* STATED TASK *
Copy out lines with the word "screenshot" from the material that follows.

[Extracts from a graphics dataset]

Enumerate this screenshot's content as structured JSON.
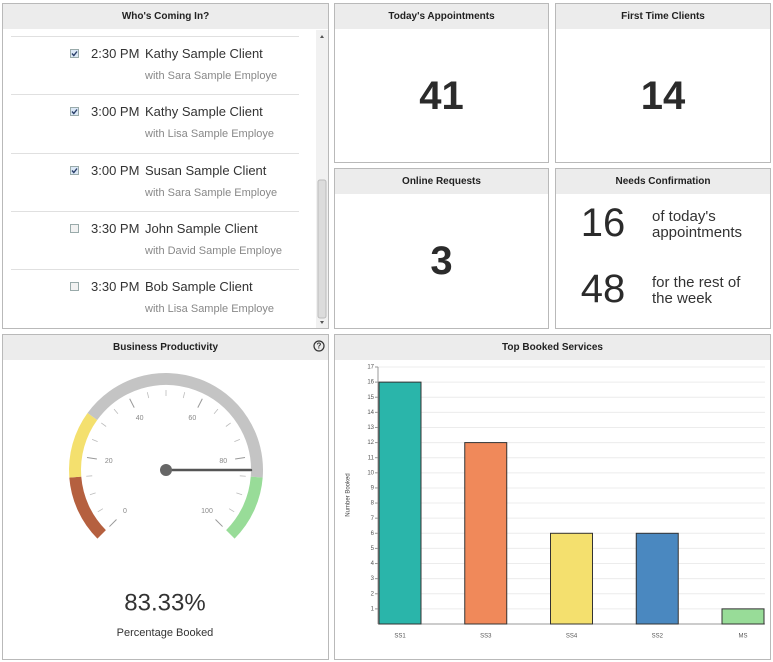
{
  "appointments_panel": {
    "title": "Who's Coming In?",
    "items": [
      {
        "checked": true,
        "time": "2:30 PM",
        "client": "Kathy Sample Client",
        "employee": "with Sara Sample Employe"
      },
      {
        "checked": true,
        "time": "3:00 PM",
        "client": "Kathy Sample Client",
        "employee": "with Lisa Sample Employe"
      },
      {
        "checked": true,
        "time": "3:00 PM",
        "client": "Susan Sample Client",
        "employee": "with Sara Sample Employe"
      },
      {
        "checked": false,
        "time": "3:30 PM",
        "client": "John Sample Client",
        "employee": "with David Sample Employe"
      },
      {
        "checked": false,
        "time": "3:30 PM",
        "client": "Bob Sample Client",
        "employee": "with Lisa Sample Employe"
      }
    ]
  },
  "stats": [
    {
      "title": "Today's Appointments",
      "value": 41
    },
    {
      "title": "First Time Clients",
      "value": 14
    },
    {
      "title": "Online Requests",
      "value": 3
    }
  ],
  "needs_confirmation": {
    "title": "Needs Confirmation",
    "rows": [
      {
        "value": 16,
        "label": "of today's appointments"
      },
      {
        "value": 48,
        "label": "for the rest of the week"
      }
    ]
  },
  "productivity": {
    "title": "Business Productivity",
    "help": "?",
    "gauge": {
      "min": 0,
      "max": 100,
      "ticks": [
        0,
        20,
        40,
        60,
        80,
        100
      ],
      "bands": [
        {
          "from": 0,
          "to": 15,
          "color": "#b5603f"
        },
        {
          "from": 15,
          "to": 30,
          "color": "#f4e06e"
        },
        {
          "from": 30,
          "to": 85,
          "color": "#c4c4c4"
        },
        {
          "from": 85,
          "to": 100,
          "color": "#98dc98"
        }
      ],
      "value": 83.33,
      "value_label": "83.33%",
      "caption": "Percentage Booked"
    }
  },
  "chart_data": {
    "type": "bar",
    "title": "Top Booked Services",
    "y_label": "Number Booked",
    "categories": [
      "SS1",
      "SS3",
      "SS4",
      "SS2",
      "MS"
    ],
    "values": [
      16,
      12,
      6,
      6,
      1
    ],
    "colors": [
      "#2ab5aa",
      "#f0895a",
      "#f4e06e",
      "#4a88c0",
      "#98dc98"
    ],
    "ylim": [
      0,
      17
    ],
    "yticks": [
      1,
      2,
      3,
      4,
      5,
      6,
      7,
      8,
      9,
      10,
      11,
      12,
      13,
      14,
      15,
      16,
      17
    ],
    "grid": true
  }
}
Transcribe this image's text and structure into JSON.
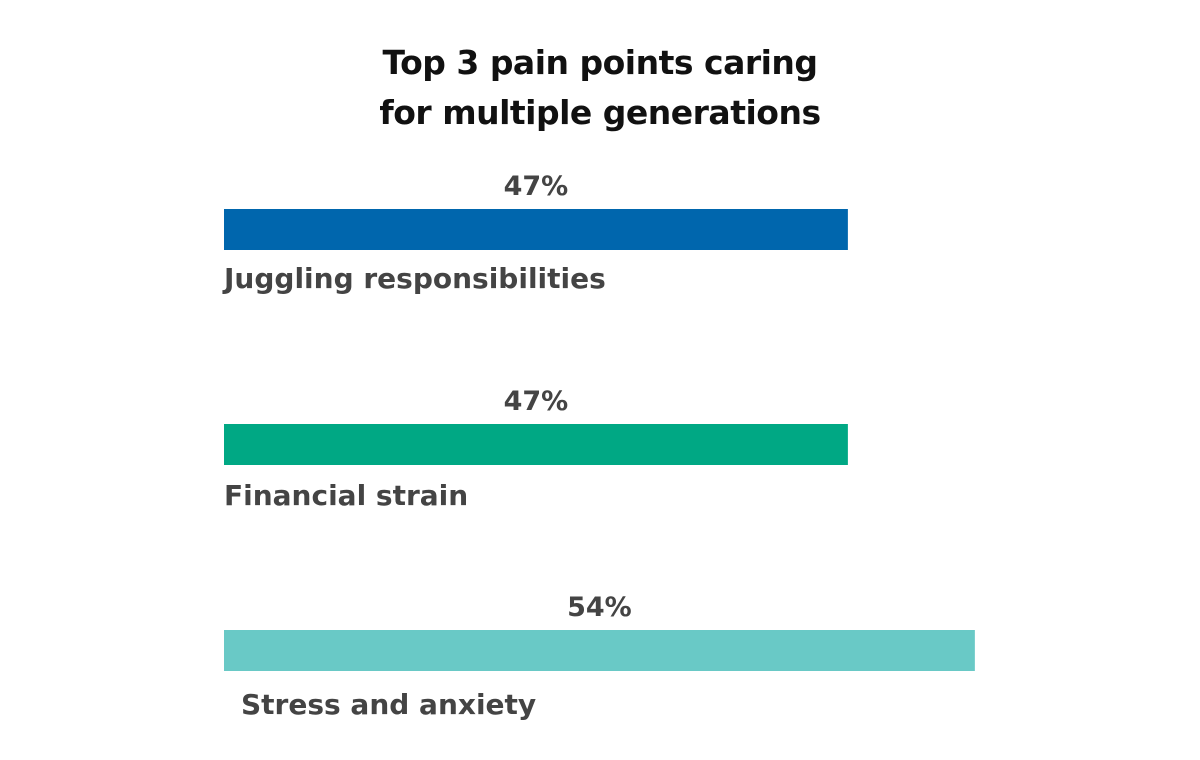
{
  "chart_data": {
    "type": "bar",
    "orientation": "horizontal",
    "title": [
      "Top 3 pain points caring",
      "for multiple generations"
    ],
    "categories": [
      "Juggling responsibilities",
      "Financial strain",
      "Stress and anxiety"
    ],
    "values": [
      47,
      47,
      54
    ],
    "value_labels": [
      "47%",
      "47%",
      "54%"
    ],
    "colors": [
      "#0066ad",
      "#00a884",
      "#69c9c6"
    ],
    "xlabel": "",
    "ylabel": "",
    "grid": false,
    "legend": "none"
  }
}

==

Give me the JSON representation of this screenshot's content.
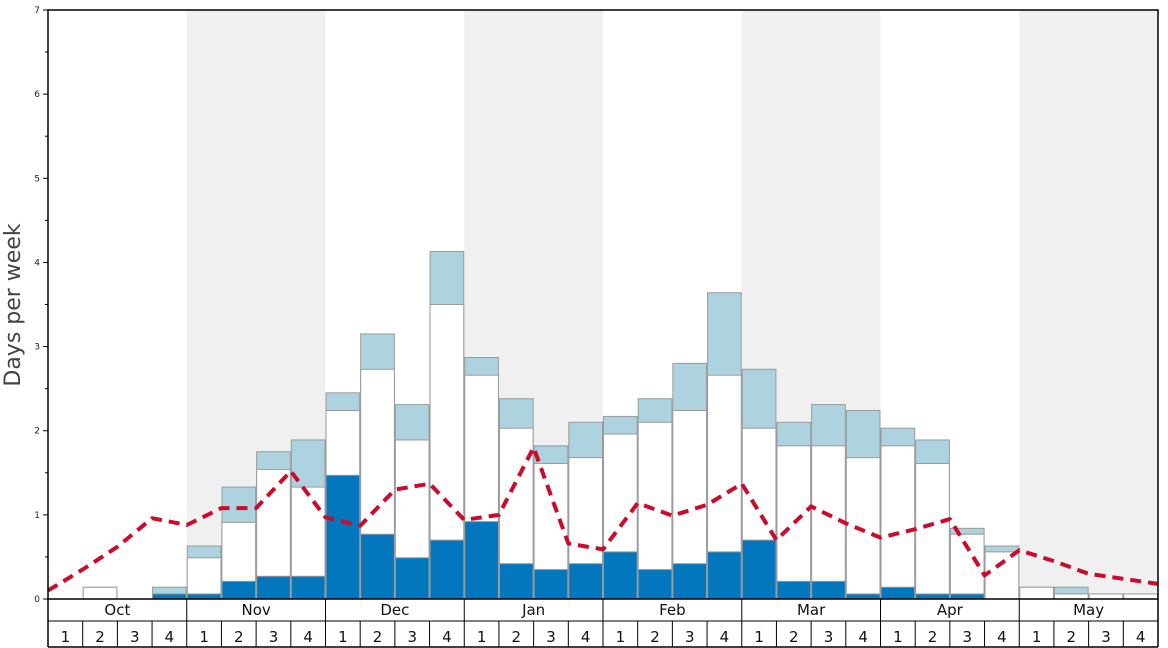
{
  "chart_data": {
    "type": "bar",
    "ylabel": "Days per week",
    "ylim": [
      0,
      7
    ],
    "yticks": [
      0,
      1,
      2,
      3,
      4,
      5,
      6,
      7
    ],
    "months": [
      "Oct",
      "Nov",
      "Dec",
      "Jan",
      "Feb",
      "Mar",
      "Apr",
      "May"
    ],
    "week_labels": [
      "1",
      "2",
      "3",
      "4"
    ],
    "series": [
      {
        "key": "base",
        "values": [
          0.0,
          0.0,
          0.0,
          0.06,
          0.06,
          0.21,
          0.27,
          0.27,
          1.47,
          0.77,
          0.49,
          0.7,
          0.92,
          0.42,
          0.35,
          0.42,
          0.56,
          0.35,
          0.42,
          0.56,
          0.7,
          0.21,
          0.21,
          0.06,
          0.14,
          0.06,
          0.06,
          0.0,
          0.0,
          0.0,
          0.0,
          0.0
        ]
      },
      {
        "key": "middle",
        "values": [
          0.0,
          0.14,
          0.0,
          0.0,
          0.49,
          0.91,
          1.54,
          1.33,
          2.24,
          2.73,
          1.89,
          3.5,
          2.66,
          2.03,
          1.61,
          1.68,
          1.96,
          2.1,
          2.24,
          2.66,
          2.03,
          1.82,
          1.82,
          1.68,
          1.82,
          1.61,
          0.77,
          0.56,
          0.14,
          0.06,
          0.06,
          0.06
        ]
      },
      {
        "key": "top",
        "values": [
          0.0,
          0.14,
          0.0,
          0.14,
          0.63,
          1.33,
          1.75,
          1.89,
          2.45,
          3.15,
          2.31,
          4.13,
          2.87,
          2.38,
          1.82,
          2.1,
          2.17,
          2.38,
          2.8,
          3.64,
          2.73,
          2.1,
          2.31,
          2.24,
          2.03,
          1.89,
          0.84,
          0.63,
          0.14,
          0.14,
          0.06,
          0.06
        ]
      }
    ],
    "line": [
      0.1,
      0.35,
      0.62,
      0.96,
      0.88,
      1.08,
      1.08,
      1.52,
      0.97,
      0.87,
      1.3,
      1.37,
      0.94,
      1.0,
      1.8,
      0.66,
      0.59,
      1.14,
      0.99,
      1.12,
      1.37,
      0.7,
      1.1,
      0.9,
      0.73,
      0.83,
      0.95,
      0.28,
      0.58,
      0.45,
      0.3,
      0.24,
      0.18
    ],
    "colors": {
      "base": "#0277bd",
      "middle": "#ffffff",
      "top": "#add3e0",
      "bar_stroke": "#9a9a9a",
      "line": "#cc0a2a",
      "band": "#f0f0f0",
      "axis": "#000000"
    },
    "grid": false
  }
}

* * *

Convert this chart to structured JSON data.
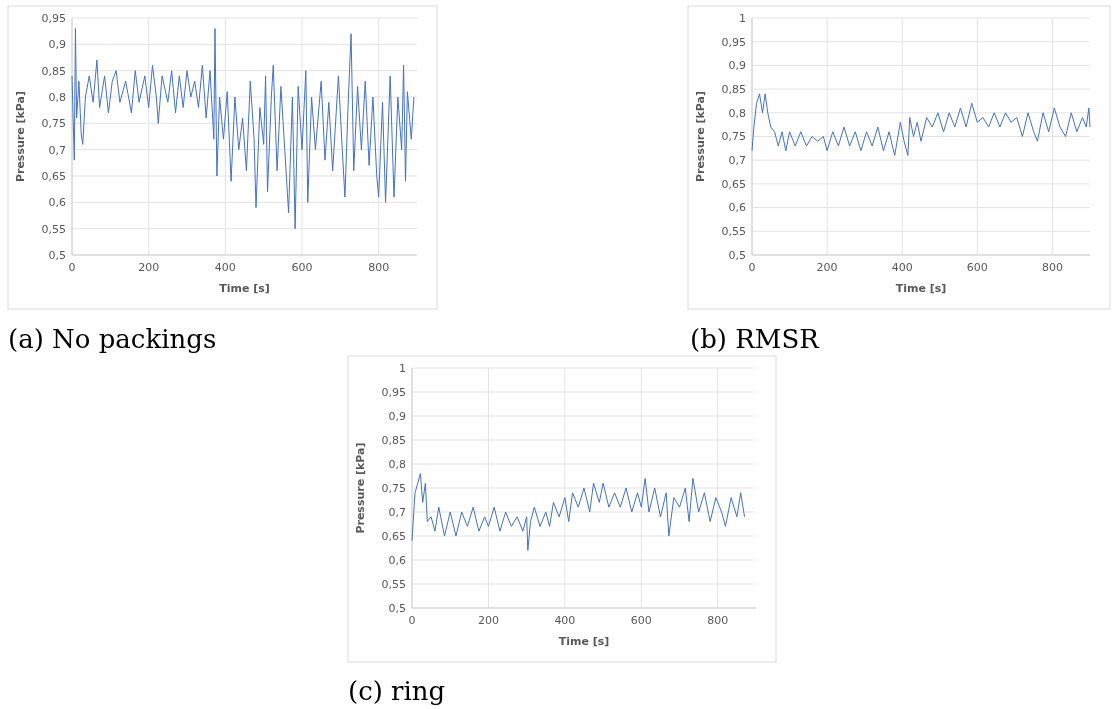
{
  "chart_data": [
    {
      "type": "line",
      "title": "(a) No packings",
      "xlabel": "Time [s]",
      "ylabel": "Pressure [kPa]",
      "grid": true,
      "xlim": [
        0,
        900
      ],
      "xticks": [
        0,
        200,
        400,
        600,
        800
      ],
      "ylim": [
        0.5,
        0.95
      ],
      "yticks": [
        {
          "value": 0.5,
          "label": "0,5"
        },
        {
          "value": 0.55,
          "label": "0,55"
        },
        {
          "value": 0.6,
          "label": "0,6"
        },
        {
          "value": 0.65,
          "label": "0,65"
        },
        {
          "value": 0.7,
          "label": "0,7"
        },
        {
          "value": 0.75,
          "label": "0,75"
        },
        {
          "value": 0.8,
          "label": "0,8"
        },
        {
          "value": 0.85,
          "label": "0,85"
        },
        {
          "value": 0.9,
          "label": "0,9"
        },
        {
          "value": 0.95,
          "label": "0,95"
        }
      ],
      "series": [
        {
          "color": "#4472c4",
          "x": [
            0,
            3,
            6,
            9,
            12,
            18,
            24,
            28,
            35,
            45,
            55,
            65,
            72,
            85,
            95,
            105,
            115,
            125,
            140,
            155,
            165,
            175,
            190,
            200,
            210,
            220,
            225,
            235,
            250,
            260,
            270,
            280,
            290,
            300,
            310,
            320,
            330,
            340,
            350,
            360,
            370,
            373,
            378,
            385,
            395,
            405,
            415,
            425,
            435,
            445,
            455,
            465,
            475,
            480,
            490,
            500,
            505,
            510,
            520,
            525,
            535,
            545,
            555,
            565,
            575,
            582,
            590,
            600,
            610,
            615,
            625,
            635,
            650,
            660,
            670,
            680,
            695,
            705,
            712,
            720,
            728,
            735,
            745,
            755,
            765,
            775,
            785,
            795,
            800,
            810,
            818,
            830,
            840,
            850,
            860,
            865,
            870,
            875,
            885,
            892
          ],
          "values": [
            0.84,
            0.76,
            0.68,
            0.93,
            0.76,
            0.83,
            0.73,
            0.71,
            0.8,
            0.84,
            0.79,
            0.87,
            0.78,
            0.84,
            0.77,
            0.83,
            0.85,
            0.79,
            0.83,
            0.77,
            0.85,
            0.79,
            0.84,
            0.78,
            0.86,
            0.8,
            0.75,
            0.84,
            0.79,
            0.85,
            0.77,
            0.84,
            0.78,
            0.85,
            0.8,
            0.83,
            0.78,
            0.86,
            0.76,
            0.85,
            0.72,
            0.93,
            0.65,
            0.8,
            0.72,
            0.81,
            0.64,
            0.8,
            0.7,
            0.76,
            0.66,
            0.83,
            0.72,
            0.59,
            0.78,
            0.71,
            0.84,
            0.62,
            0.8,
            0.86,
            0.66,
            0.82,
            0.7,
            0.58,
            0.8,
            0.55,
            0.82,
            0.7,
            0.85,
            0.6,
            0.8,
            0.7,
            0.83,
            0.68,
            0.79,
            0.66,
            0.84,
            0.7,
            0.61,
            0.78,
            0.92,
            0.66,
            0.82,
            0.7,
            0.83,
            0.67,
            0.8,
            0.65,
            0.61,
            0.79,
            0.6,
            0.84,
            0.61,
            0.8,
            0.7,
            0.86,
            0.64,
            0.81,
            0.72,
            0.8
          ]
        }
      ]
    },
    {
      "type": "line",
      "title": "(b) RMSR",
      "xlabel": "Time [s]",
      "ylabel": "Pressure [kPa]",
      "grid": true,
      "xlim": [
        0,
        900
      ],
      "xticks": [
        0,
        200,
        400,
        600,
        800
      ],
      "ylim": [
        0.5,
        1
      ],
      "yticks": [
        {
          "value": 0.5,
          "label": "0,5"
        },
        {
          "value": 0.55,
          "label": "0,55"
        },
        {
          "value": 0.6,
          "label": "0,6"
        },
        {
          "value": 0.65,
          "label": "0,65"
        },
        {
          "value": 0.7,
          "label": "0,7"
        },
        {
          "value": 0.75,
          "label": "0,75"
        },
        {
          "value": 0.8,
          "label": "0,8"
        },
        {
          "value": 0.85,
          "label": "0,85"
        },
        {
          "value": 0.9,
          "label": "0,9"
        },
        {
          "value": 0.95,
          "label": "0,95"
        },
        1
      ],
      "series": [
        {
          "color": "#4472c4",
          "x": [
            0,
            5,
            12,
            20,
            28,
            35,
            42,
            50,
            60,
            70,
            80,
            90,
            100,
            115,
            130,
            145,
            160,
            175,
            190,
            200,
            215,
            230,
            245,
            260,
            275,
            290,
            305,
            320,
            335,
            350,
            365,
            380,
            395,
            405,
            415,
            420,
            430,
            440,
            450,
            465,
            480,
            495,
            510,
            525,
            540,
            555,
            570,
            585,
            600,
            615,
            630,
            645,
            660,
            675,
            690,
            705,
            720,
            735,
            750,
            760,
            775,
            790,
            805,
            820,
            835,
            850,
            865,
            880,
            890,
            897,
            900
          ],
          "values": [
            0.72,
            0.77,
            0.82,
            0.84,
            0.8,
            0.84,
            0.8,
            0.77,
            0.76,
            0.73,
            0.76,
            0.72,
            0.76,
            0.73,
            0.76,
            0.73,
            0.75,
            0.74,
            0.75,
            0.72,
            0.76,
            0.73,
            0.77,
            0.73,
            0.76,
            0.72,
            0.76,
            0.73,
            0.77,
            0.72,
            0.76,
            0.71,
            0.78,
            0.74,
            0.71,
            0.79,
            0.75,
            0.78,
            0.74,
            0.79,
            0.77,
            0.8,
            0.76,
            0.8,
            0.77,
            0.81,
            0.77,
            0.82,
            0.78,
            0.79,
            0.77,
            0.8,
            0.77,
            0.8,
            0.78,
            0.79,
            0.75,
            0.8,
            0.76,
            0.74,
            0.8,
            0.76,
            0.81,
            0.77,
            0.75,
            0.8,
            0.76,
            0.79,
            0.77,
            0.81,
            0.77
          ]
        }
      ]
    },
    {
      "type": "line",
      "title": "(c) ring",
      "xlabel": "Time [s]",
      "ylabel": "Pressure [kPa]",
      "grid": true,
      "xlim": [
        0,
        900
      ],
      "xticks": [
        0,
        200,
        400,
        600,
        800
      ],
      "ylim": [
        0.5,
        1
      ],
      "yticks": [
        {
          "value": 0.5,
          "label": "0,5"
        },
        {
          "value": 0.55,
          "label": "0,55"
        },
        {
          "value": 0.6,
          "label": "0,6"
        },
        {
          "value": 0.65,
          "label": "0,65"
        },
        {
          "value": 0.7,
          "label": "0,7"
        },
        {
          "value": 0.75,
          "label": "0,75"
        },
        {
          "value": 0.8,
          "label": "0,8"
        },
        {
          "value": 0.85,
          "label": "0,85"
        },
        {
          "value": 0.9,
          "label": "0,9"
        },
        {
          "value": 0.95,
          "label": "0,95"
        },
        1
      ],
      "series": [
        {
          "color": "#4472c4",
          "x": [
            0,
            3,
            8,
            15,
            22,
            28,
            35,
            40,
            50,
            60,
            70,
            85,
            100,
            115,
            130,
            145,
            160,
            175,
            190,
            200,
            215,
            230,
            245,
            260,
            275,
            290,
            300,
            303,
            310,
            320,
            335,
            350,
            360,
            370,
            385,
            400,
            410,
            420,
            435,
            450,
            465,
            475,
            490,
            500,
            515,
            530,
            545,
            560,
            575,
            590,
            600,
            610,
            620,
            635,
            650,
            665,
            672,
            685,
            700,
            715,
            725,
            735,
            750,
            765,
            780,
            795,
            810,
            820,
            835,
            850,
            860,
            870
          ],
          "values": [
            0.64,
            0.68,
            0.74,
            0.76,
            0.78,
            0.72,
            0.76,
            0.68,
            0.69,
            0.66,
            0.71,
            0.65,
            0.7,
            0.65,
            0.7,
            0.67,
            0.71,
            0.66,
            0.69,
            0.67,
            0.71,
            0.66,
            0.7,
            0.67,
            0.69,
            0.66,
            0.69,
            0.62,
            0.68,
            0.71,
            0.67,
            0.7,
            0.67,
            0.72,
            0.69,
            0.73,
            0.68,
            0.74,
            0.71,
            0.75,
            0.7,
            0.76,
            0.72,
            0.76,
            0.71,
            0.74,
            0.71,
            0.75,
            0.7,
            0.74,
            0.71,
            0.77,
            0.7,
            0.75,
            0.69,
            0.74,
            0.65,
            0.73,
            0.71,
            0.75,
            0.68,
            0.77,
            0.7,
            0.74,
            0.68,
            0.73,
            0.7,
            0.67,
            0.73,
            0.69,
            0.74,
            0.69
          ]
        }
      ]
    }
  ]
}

* EXERCISE OUTPUT *
Enumerate this screenshot's content as structured JSON.
Give me the JSON representation of this screenshot's content.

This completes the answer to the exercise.